TASK OBJECTIVE ▸ Every entry must be given again exactly.

RECORD LIST ▸
----------

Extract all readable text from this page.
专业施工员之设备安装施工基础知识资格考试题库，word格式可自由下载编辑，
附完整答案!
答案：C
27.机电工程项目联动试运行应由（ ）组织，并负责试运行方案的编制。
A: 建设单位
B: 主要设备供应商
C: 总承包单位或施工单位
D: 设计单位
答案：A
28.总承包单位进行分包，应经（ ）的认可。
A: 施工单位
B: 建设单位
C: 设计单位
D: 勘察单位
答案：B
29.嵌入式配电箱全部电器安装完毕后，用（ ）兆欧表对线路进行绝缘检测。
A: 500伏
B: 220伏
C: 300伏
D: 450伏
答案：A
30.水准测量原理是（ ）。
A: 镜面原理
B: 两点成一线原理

----------

WRITTEN SOLUTION ▸
Extract all readable text from this page.
专业施工员之设备安装施工基础知识资格考试题库，word格式可自由下载编辑，
附完整答案!
答案：C
27.机电工程项目联动试运行应由（ ）组织，并负责试运行方案的编制。
A: 建设单位
B: 主要设备供应商
C: 总承包单位或施工单位
D: 设计单位
答案：A
28.总承包单位进行分包，应经（ ）的认可。
A: 施工单位
B: 建设单位
C: 设计单位
D: 勘察单位
答案：B
29.嵌入式配电箱全部电器安装完毕后，用（ ）兆欧表对线路进行绝缘检测。
A: 500伏
B: 220伏
C: 300伏
D: 450伏
答案：A
30.水准测量原理是（ ）。
A: 镜面原理
B: 两点成一线原理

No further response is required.